=== Set of tasks ===
1 > According to the blog excerpt on Hadoop and mobile BI, what response time is a requirement when servicing a mobile client?
2 > For each statement, say whether it agrees with the blog excerpt on Hadoop and mobile BI, and quote the deciding words: (a) Vendors who use SSD as a block I/O device quote performance improvements of 10X or less. (b) Greenplum executed a query that had run in 7 hours in seven minutes. (c) Exalytics provides option #4.

=== Extract provided ===
+ + +
Unified HadoopI know that today Hadoop cannot do all that either Netezza or Greenplum can do. I understand that Netezza has two positions in the market… as an analytic appliance and as a data mart appliance… so it may survive in the mart space. But the overlap of technical requirements between Hadoop and an analytic data mart… combined with the enormous human investment in Hadoop R&D, both in the core and in the eco-system… make me wonder about where “Big Data” analytic relational databases will fit?

Note that this is not a criticism of the Greenplum RDBMS. Greenplum is a very fine product, one of the best EDW platforms around. I’ll have more to say about it when I provide my 2 Cents… But if Figure 2 describes the end state for analytics in 2-3 years then where is the place for the Figure 3 architecture? If Figure 3 is the end state then I do not see where the line will be drawn between the analytic workload that requires Greenplum and that that will run on Hadoop? I barely can see it now… and I cannot see it at all in the near future.

Both EMC Greenplum and IBM seem to strongly believe in Hadoop… they must see the overlap in functionality and feel the market momentum of Hadoop. They must see, better than most, that Hadoop wins this battle.

Mobile Clients Require High Performance BI Computing

English: An image of an iPad 2.
(Photo credit: Wikipedia)

I posted a blog on the SAP site here that discussed the implications of mobile clients. I want to re-emphasize the issue as it is crucial.

While at Greenplum we routinely replaced older EDW platforms and provided stunning performance. I recall one customer in particular where we were given a query that ran in 7 hours and Greenplum executed the query in seven seconds. This was exceptional… more typical were cases where we reduced run-times from several hours to under 30 minutes… to 10 minutes… to 5 minutes. I’m sure that every major competitor: Teradata, Greenplum, Netezza, and Exadata has similar stories to tell.

But 5 minutes will not cut it if you are servicing a mobile client where sub-second response to the device is a requirement… and 10 minutes is out of the question. It does not matter if it ran in 10 hours before… 10 minute response is not acceptable to a mobile device.

Today we see sub-second response delivered to our phones by custom applications built on special high-performance platforms designed specifically to service a mobile client: iPhones, iPads, and Android devices.

But what will we do about the BI applications built on commercial platforms which have just used every trick in the book to become one of the 5 minute stories mentioned above?

I think that there are only a couple of architectural choices.

  1. We can rewrite the high-value queries as custom applications using specialized infrastructure… at great expense… and leaving the vast majority of queries un-serviced.
  2. We can apply the 80/20 rule to get the easiest queries serviced with only 20% of the effort. But according to Murphy the 20% left will be the highest value queries.
  3. We can tack on expensive, specialized, accelerators to some queries… to those that can be accelerated… but again we leave too much behind.
  4. Or we can move to a general purpose high performance computing platform that can service the existing BI workload with sub-second response.

In-memory computing will play a role… Exalytics provides option #3… HANA option #4.

SSD devices may play a role… but the performance improvements being quoted by vendors who use SSD as a block I/O device is 10X or less. A 10X improvement applied to a query that was just improved to 10 minutes yields a 1 minute query… still not the expected level of service.

IT departments will have to evaluate the price/performance, not just the price, as they consider their next platform purchases. The definition of adequate response is changing… and the old adequate, at the least cost, may not cut it. Mobile clients are here to stay. The productivity gains expected from these devices is significant. High performance BI computing is going to be a requirement.
+ + +
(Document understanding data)

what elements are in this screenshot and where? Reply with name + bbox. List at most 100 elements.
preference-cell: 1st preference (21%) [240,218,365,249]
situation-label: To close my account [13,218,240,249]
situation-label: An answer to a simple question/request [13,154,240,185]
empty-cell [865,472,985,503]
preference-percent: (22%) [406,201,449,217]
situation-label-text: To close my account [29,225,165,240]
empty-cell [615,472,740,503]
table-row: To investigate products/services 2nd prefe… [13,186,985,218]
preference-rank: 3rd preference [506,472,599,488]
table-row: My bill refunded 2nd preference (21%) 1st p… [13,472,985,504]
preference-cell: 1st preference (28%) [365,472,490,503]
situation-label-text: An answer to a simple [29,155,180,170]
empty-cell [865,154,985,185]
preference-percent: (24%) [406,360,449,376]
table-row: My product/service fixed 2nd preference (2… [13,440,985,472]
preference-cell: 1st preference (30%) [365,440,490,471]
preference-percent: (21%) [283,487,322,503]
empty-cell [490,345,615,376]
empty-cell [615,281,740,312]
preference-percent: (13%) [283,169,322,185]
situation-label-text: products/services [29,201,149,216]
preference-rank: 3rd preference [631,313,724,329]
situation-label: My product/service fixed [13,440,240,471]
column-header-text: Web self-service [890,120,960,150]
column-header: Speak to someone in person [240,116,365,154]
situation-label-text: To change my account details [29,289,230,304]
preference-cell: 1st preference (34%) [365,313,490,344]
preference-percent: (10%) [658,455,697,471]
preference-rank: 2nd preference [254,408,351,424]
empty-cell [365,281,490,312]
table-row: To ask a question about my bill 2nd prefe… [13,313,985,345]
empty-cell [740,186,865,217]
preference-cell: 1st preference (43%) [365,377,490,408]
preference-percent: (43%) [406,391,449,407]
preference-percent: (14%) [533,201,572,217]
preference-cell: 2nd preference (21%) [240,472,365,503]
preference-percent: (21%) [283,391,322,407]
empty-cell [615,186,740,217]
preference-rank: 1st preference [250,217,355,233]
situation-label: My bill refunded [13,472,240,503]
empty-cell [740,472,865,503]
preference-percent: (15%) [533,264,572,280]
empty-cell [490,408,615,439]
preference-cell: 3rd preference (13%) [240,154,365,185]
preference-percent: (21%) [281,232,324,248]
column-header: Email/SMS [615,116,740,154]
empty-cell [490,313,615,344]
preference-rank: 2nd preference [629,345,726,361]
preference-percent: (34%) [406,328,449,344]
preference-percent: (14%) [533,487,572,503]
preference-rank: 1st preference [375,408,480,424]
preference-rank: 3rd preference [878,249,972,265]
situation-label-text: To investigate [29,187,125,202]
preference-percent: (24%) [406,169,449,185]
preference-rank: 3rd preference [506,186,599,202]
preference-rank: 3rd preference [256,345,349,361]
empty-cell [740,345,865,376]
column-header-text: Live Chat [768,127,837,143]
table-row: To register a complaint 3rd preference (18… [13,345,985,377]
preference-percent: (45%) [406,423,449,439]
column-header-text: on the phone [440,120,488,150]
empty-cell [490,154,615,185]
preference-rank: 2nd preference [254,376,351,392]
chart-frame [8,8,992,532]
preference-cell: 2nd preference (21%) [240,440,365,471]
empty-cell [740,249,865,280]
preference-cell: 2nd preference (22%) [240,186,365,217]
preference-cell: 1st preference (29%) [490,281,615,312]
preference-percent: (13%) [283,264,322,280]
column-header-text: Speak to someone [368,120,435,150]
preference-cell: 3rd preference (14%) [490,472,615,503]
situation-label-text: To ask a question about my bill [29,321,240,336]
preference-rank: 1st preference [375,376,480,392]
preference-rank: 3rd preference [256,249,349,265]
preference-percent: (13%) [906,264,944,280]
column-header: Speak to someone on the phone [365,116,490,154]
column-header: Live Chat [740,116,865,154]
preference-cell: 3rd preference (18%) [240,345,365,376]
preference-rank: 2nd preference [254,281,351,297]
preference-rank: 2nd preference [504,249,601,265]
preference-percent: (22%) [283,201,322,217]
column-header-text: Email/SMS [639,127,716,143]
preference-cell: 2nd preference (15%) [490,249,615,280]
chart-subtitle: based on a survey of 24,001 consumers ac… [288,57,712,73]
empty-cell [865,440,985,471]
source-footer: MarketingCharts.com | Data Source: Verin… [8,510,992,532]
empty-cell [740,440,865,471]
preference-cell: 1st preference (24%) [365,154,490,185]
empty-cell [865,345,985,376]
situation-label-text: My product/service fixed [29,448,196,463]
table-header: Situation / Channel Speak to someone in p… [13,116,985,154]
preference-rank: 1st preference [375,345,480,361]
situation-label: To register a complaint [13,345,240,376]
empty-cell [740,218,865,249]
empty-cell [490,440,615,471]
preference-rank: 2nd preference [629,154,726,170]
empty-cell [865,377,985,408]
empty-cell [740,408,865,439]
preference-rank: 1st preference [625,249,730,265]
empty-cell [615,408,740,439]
+ + +
=== List of solutions ===
1 > Sub-second response to the device.

2 >
(a) Yes: "the performance improvements being quoted by vendors who use SSD as a block I/O device is 10X or less"
(b) No: "Greenplum executed the query in seven seconds"
(c) No: "Exalytics provides option #3… HANA option #4"